### Task input
——

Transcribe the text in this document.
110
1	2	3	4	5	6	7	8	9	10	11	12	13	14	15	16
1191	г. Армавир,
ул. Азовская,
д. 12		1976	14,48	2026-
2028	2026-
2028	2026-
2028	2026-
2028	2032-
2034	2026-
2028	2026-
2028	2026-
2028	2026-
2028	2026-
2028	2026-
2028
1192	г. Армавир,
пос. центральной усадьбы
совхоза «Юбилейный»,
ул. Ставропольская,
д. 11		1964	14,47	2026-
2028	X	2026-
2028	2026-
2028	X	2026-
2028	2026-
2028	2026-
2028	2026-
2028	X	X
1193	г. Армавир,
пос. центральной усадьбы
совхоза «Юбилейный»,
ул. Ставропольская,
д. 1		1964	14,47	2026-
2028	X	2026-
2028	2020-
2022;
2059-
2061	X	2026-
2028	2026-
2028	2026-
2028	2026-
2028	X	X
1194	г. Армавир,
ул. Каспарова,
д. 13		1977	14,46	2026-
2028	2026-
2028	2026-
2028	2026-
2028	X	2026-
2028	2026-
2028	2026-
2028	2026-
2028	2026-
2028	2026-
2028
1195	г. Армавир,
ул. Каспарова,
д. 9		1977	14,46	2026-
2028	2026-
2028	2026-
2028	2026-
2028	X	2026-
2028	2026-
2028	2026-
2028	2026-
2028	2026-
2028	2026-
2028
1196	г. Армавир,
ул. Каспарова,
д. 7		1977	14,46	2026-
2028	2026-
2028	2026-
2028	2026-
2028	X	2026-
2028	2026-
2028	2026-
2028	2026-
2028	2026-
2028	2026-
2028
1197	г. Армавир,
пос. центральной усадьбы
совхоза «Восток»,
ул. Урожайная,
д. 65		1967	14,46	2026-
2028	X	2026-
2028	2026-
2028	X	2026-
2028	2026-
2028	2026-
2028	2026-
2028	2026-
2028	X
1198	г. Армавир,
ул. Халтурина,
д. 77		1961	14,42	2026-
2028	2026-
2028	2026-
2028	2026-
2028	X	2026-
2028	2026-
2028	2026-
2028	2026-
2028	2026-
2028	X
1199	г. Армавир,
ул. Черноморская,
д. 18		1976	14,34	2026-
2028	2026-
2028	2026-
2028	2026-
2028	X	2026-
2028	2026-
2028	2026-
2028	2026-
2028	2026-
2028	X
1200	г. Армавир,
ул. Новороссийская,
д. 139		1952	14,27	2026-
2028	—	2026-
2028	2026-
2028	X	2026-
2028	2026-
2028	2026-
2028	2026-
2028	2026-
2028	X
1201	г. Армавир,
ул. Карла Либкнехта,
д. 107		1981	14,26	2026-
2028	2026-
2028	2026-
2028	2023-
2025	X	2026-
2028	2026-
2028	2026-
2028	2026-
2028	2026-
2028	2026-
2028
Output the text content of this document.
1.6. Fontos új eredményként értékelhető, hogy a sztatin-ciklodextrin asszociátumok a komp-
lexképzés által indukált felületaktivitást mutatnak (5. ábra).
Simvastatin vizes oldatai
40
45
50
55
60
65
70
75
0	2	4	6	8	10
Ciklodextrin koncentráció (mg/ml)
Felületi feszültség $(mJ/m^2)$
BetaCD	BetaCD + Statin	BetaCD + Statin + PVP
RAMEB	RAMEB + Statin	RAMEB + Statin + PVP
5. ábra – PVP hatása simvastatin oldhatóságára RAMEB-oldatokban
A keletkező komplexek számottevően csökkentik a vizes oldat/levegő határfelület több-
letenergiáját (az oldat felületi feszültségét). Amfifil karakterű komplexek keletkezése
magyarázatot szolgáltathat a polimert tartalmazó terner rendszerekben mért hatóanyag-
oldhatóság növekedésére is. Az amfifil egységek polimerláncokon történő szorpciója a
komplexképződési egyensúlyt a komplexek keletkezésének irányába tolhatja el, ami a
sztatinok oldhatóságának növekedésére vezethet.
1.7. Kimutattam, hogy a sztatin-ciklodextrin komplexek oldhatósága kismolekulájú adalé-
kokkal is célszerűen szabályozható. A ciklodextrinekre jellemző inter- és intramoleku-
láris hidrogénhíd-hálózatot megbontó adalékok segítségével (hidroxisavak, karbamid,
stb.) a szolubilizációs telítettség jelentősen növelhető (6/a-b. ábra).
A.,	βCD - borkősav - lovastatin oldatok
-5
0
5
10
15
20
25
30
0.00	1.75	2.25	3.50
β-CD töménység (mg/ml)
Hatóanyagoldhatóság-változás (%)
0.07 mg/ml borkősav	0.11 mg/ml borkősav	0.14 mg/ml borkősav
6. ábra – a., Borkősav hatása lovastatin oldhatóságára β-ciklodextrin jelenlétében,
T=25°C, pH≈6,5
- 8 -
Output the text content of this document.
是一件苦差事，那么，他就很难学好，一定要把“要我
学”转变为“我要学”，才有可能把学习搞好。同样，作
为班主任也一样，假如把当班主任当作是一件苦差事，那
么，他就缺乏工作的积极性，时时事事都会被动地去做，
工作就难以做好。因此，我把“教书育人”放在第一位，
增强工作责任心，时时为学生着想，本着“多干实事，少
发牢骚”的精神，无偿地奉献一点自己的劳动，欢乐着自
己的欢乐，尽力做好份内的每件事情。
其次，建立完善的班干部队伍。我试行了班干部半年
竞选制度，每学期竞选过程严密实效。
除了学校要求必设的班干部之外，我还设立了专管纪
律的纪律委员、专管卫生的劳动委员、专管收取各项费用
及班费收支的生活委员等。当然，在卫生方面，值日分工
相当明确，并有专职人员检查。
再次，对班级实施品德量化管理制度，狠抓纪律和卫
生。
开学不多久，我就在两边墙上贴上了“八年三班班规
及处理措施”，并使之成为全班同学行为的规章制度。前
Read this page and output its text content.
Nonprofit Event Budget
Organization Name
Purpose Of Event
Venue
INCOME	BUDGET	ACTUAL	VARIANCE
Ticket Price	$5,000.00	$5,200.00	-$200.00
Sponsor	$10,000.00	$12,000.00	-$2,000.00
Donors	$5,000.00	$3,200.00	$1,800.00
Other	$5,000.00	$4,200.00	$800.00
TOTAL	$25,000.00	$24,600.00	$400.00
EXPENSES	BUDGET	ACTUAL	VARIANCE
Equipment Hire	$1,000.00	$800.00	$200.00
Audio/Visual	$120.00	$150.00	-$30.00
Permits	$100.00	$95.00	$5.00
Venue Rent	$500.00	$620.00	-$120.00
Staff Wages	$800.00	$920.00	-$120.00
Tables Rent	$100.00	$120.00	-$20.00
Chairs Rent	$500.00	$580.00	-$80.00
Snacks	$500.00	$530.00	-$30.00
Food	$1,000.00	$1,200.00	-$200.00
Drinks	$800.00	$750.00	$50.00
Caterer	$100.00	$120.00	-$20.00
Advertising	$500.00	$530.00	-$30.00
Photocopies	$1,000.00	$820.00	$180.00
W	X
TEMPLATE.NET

——

From the listing, copy every line where the string "ACTUAL" appears.

### Response for this exercise
INCOME	BUDGET	ACTUAL	VARIANCE
EXPENSES	BUDGET	ACTUAL	VARIANCE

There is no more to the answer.